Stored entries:
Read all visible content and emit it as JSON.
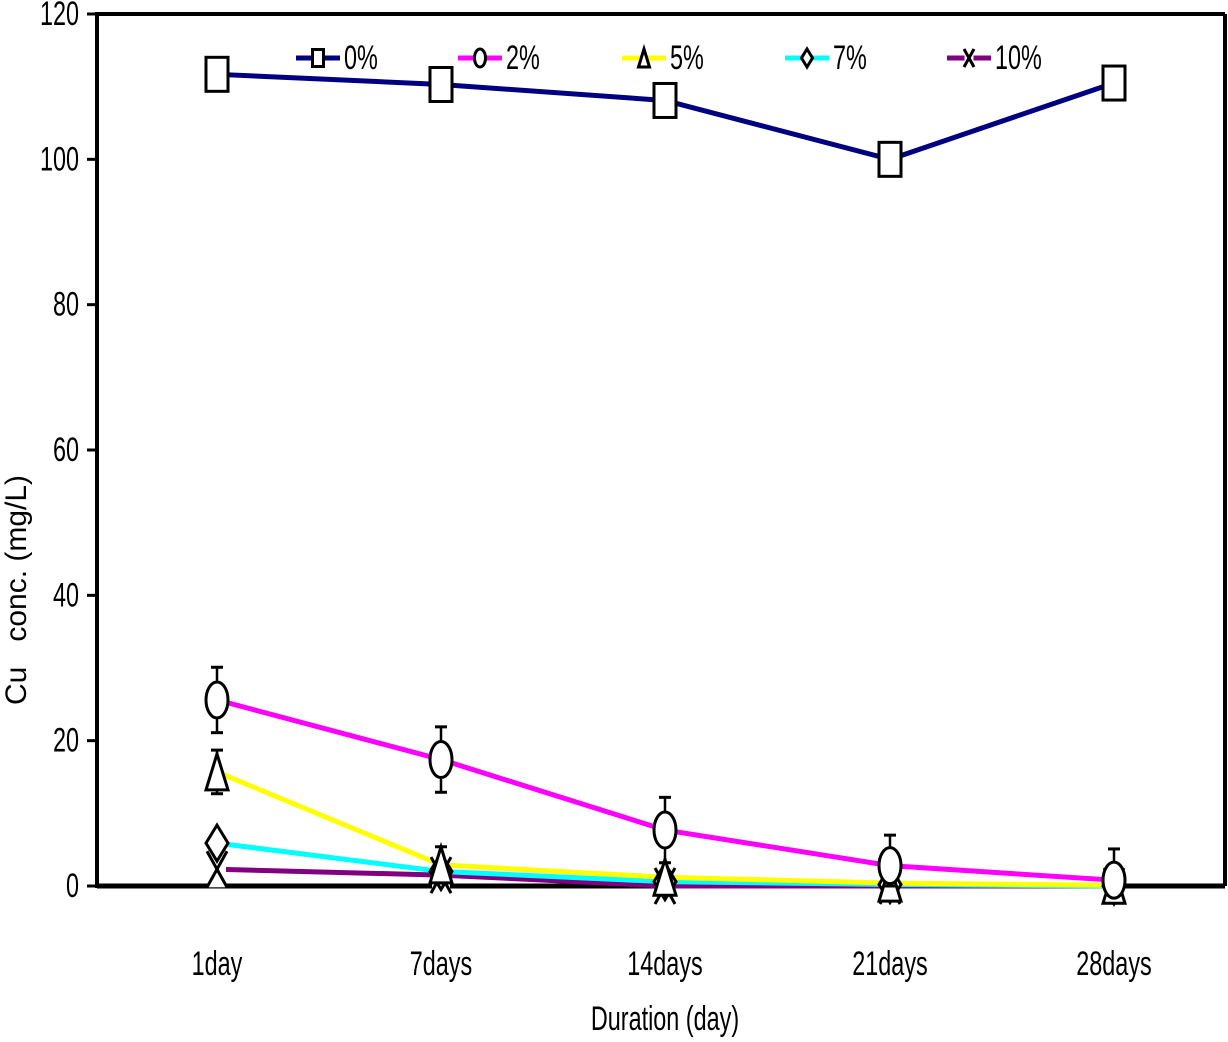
{
  "chart_data": {
    "type": "line",
    "title": "",
    "xlabel": "Duration (day)",
    "ylabel": "Cu   conc. (mg/L)",
    "categories": [
      "1day",
      "7days",
      "14days",
      "21days",
      "28days"
    ],
    "ylim": [
      0,
      120
    ],
    "yticks": [
      0,
      20,
      40,
      60,
      80,
      100,
      120
    ],
    "ytick_labels": [
      "0",
      "20",
      "40",
      "60",
      "80",
      "100",
      "120"
    ],
    "grid": false,
    "legend_position": "top",
    "series": [
      {
        "name": "0%",
        "color": "#000080",
        "marker": "square",
        "values": [
          111.7,
          110.3,
          108.1,
          100.0,
          110.5
        ],
        "errors": [
          0,
          0,
          0,
          0,
          0
        ]
      },
      {
        "name": "2%",
        "color": "#ff00ff",
        "marker": "circle",
        "values": [
          25.6,
          17.4,
          7.7,
          2.8,
          0.8
        ],
        "errors": [
          4.5,
          4.5,
          4.5,
          4.2,
          4.3
        ]
      },
      {
        "name": "5%",
        "color": "#ffff00",
        "marker": "triangle",
        "values": [
          15.7,
          2.9,
          1.2,
          0.4,
          0.1
        ],
        "errors": [
          3.0,
          2.5,
          0,
          0,
          0
        ]
      },
      {
        "name": "7%",
        "color": "#00ffff",
        "marker": "diamond",
        "values": [
          5.9,
          2.0,
          0.6,
          0.2,
          0.0
        ],
        "errors": [
          0,
          0,
          0,
          0,
          0
        ]
      },
      {
        "name": "10%",
        "color": "#800080",
        "marker": "x",
        "values": [
          2.3,
          1.5,
          0.0,
          0.0,
          0.0
        ],
        "errors": [
          0,
          0,
          0,
          0,
          0
        ]
      }
    ]
  }
}
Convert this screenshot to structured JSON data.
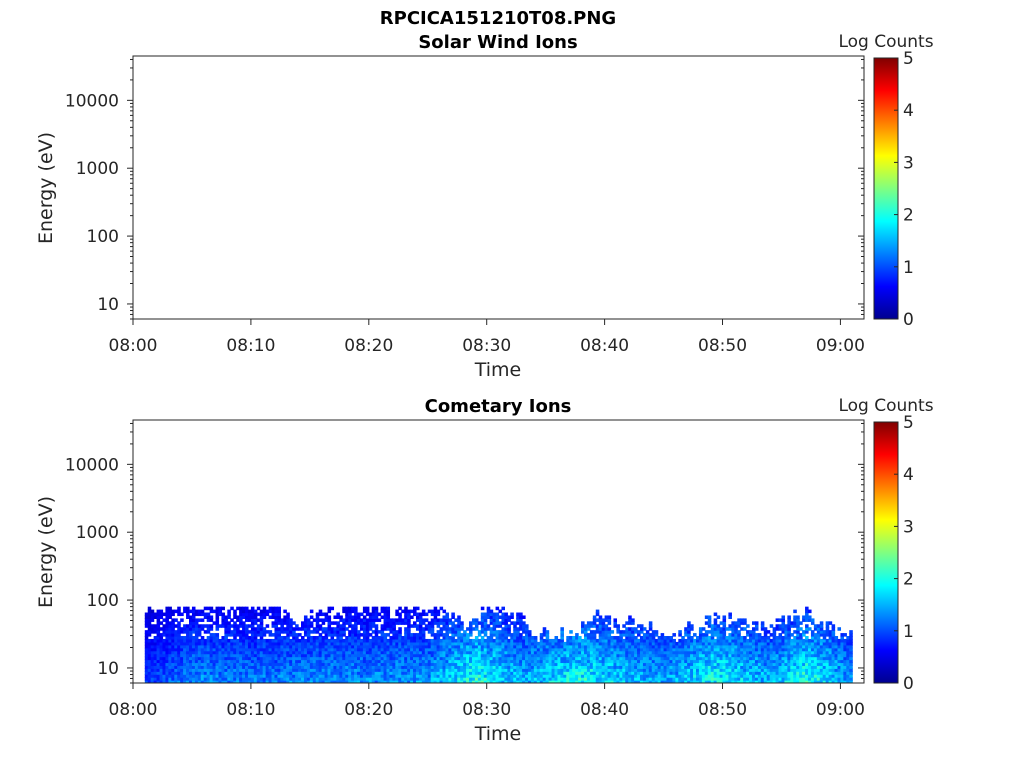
{
  "figure_title": "RPCICA151210T08.PNG",
  "colorbar_colors": [
    "#00008f",
    "#0000ff",
    "#0080ff",
    "#00ffff",
    "#80ff80",
    "#ffff00",
    "#ff8000",
    "#ff0000",
    "#800000"
  ],
  "chart_data": [
    {
      "type": "heatmap",
      "title": "Solar Wind Ions",
      "xlabel": "Time",
      "ylabel": "Energy (eV)",
      "yscale": "log",
      "xlim": [
        "08:00",
        "09:02"
      ],
      "ylim": [
        6,
        45000
      ],
      "x_ticks": [
        "08:00",
        "08:10",
        "08:20",
        "08:30",
        "08:40",
        "08:50",
        "09:00"
      ],
      "y_ticks": [
        {
          "value": 10,
          "label": "10"
        },
        {
          "value": 100,
          "label": "100"
        },
        {
          "value": 1000,
          "label": "1000"
        },
        {
          "value": 10000,
          "label": "10000"
        }
      ],
      "colorbar": {
        "label": "Log Counts",
        "min": 0,
        "max": 5,
        "ticks": [
          "0",
          "1",
          "2",
          "3",
          "4",
          "5"
        ]
      },
      "data_present": false
    },
    {
      "type": "heatmap",
      "title": "Cometary Ions",
      "xlabel": "Time",
      "ylabel": "Energy (eV)",
      "yscale": "log",
      "xlim": [
        "08:00",
        "09:02"
      ],
      "ylim": [
        6,
        45000
      ],
      "x_ticks": [
        "08:00",
        "08:10",
        "08:20",
        "08:30",
        "08:40",
        "08:50",
        "09:00"
      ],
      "y_ticks": [
        {
          "value": 10,
          "label": "10"
        },
        {
          "value": 100,
          "label": "100"
        },
        {
          "value": 1000,
          "label": "1000"
        },
        {
          "value": 10000,
          "label": "10000"
        }
      ],
      "colorbar": {
        "label": "Log Counts",
        "min": 0,
        "max": 5,
        "ticks": [
          "0",
          "1",
          "2",
          "3",
          "4",
          "5"
        ]
      },
      "data_present": true,
      "data_time_range": [
        "08:01",
        "09:01"
      ],
      "data_energy_range_eV": [
        6,
        80
      ],
      "peak_log_counts_by_time": [
        {
          "time": "08:01",
          "log_counts": 1.0
        },
        {
          "time": "08:05",
          "log_counts": 1.5
        },
        {
          "time": "08:10",
          "log_counts": 1.4
        },
        {
          "time": "08:15",
          "log_counts": 1.5
        },
        {
          "time": "08:20",
          "log_counts": 1.5
        },
        {
          "time": "08:25",
          "log_counts": 1.6
        },
        {
          "time": "08:29",
          "log_counts": 2.3
        },
        {
          "time": "08:33",
          "log_counts": 1.7
        },
        {
          "time": "08:38",
          "log_counts": 2.2
        },
        {
          "time": "08:42",
          "log_counts": 1.8
        },
        {
          "time": "08:45",
          "log_counts": 1.6
        },
        {
          "time": "08:49",
          "log_counts": 2.2
        },
        {
          "time": "08:54",
          "log_counts": 1.7
        },
        {
          "time": "08:57",
          "log_counts": 2.3
        },
        {
          "time": "09:01",
          "log_counts": 1.5
        }
      ],
      "upper_energy_envelope_eV": [
        {
          "time": "08:01",
          "energy": 80
        },
        {
          "time": "08:03",
          "energy": 80
        },
        {
          "time": "08:12",
          "energy": 80
        },
        {
          "time": "08:14",
          "energy": 40
        },
        {
          "time": "08:16",
          "energy": 80
        },
        {
          "time": "08:26",
          "energy": 80
        },
        {
          "time": "08:28",
          "energy": 40
        },
        {
          "time": "08:31",
          "energy": 80
        },
        {
          "time": "08:34",
          "energy": 30
        },
        {
          "time": "08:37",
          "energy": 30
        },
        {
          "time": "08:39",
          "energy": 60
        },
        {
          "time": "08:43",
          "energy": 40
        },
        {
          "time": "08:46",
          "energy": 30
        },
        {
          "time": "08:50",
          "energy": 60
        },
        {
          "time": "08:53",
          "energy": 40
        },
        {
          "time": "08:57",
          "energy": 60
        },
        {
          "time": "09:00",
          "energy": 30
        }
      ]
    }
  ]
}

* Work to complete *
The entries above are to be returned exactly, without their pictures.

* Result of this exercise *
Read all visible content and emit it as JSON.
{
  "chart_data": {
    "type": "line",
    "title": "",
    "xlabel": "Duration (day)",
    "ylabel": "Cu   conc. (mg/L)",
    "categories": [
      "1day",
      "7days",
      "14days",
      "21days",
      "28days"
    ],
    "ylim": [
      0,
      120
    ],
    "yticks": [
      0,
      20,
      40,
      60,
      80,
      100,
      120
    ],
    "ytick_labels": [
      "0",
      "20",
      "40",
      "60",
      "80",
      "100",
      "120"
    ],
    "grid": false,
    "legend_position": "top",
    "series": [
      {
        "name": "0%",
        "color": "#000080",
        "marker": "square",
        "values": [
          111.7,
          110.3,
          108.1,
          100.0,
          110.5
        ],
        "errors": [
          0,
          0,
          0,
          0,
          0
        ]
      },
      {
        "name": "2%",
        "color": "#ff00ff",
        "marker": "circle",
        "values": [
          25.6,
          17.4,
          7.7,
          2.8,
          0.8
        ],
        "errors": [
          4.5,
          4.5,
          4.5,
          4.2,
          4.3
        ]
      },
      {
        "name": "5%",
        "color": "#ffff00",
        "marker": "triangle",
        "values": [
          15.7,
          2.9,
          1.2,
          0.4,
          0.1
        ],
        "errors": [
          3.0,
          2.5,
          0,
          0,
          0
        ]
      },
      {
        "name": "7%",
        "color": "#00ffff",
        "marker": "diamond",
        "values": [
          5.9,
          2.0,
          0.6,
          0.2,
          0.0
        ],
        "errors": [
          0,
          0,
          0,
          0,
          0
        ]
      },
      {
        "name": "10%",
        "color": "#800080",
        "marker": "x",
        "values": [
          2.3,
          1.5,
          0.0,
          0.0,
          0.0
        ],
        "errors": [
          0,
          0,
          0,
          0,
          0
        ]
      }
    ]
  }
}
Convert this screenshot to structured JSON data.
{
  "figure_title": "RPCICA151210T08.PNG",
  "colorbar_colors": [
    "#00008f",
    "#0000ff",
    "#0080ff",
    "#00ffff",
    "#80ff80",
    "#ffff00",
    "#ff8000",
    "#ff0000",
    "#800000"
  ],
  "chart_data": [
    {
      "type": "heatmap",
      "title": "Solar Wind Ions",
      "xlabel": "Time",
      "ylabel": "Energy (eV)",
      "yscale": "log",
      "xlim": [
        "08:00",
        "09:02"
      ],
      "ylim": [
        6,
        45000
      ],
      "x_ticks": [
        "08:00",
        "08:10",
        "08:20",
        "08:30",
        "08:40",
        "08:50",
        "09:00"
      ],
      "y_ticks": [
        {
          "value": 10,
          "label": "10"
        },
        {
          "value": 100,
          "label": "100"
        },
        {
          "value": 1000,
          "label": "1000"
        },
        {
          "value": 10000,
          "label": "10000"
        }
      ],
      "colorbar": {
        "label": "Log Counts",
        "min": 0,
        "max": 5,
        "ticks": [
          "0",
          "1",
          "2",
          "3",
          "4",
          "5"
        ]
      },
      "data_present": false
    },
    {
      "type": "heatmap",
      "title": "Cometary Ions",
      "xlabel": "Time",
      "ylabel": "Energy (eV)",
      "yscale": "log",
      "xlim": [
        "08:00",
        "09:02"
      ],
      "ylim": [
        6,
        45000
      ],
      "x_ticks": [
        "08:00",
        "08:10",
        "08:20",
        "08:30",
        "08:40",
        "08:50",
        "09:00"
      ],
      "y_ticks": [
        {
          "value": 10,
          "label": "10"
        },
        {
          "value": 100,
          "label": "100"
        },
        {
          "value": 1000,
          "label": "1000"
        },
        {
          "value": 10000,
          "label": "10000"
        }
      ],
      "colorbar": {
        "label": "Log Counts",
        "min": 0,
        "max": 5,
        "ticks": [
          "0",
          "1",
          "2",
          "3",
          "4",
          "5"
        ]
      },
      "data_present": true,
      "data_time_range": [
        "08:01",
        "09:01"
      ],
      "data_energy_range_eV": [
        6,
        80
      ],
      "peak_log_counts_by_time": [
        {
          "time": "08:01",
          "log_counts": 1.0
        },
        {
          "time": "08:05",
          "log_counts": 1.5
        },
        {
          "time": "08:10",
          "log_counts": 1.4
        },
        {
          "time": "08:15",
          "log_counts": 1.5
        },
        {
          "time": "08:20",
          "log_counts": 1.5
        },
        {
          "time": "08:25",
          "log_counts": 1.6
        },
        {
          "time": "08:29",
          "log_counts": 2.3
        },
        {
          "time": "08:33",
          "log_counts": 1.7
        },
        {
          "time": "08:38",
          "log_counts": 2.2
        },
        {
          "time": "08:42",
          "log_counts": 1.8
        },
        {
          "time": "08:45",
          "log_counts": 1.6
        },
        {
          "time": "08:49",
          "log_counts": 2.2
        },
        {
          "time": "08:54",
          "log_counts": 1.7
        },
        {
          "time": "08:57",
          "log_counts": 2.3
        },
        {
          "time": "09:01",
          "log_counts": 1.5
        }
      ],
      "upper_energy_envelope_eV": [
        {
          "time": "08:01",
          "energy": 80
        },
        {
          "time": "08:03",
          "energy": 80
        },
        {
          "time": "08:12",
          "energy": 80
        },
        {
          "time": "08:14",
          "energy": 40
        },
        {
          "time": "08:16",
          "energy": 80
        },
        {
          "time": "08:26",
          "energy": 80
        },
        {
          "time": "08:28",
          "energy": 40
        },
        {
          "time": "08:31",
          "energy": 80
        },
        {
          "time": "08:34",
          "energy": 30
        },
        {
          "time": "08:37",
          "energy": 30
        },
        {
          "time": "08:39",
          "energy": 60
        },
        {
          "time": "08:43",
          "energy": 40
        },
        {
          "time": "08:46",
          "energy": 30
        },
        {
          "time": "08:50",
          "energy": 60
        },
        {
          "time": "08:53",
          "energy": 40
        },
        {
          "time": "08:57",
          "energy": 60
        },
        {
          "time": "09:00",
          "energy": 30
        }
      ]
    }
  ]
}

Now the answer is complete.